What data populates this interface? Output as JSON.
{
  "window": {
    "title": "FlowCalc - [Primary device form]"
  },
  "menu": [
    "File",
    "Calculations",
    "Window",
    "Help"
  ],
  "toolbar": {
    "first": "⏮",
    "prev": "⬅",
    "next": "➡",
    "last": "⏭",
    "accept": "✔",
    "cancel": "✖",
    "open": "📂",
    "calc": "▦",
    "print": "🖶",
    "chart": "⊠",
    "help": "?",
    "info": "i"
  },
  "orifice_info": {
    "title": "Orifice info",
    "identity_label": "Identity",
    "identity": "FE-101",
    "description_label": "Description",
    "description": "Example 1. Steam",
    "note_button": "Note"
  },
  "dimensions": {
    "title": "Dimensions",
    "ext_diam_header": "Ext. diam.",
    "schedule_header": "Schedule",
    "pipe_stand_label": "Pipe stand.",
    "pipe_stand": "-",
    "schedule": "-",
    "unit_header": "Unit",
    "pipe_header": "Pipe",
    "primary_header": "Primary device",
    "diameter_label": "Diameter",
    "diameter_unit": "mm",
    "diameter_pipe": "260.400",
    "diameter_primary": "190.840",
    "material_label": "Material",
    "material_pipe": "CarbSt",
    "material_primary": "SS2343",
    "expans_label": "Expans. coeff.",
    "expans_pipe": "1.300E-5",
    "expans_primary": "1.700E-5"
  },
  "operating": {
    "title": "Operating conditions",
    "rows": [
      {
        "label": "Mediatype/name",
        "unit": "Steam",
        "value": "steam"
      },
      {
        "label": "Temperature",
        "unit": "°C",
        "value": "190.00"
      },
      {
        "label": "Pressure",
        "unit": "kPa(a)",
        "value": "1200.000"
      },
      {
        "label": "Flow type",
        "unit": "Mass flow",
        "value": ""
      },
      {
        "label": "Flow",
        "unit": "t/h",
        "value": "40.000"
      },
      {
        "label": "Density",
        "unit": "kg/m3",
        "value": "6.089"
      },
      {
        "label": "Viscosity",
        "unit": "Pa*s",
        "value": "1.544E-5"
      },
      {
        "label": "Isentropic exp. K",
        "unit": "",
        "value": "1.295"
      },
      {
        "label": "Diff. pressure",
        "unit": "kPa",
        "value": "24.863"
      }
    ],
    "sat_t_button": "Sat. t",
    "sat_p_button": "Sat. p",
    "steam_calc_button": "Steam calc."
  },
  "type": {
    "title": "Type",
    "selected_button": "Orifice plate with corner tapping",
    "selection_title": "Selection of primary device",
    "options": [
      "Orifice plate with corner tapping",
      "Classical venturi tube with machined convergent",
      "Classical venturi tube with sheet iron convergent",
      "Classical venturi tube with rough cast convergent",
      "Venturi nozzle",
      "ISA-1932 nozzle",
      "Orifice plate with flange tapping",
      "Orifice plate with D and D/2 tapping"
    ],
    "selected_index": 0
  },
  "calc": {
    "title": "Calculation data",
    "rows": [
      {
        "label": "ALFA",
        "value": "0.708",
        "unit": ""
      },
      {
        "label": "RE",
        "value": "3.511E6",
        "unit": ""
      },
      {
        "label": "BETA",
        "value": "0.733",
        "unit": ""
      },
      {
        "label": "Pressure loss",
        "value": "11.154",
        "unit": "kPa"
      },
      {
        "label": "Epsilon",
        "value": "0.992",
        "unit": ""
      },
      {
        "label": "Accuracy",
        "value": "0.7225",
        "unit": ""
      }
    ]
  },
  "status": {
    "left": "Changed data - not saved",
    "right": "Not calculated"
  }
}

========================================

* [Exercise instructions]: Locate and copy each line in the data above that includes the word "with".

* [Answer for the task]:
    "selected_button": "Orifice plate with corner tapping",
      "Orifice plate with corner tapping",
      "Classical venturi tube with machined convergent",
      "Classical venturi tube with sheet iron convergent",
      "Classical venturi tube with rough cast convergent",
      "Orifice plate with flange tapping",
      "Orifice plate with D and D/2 tapping"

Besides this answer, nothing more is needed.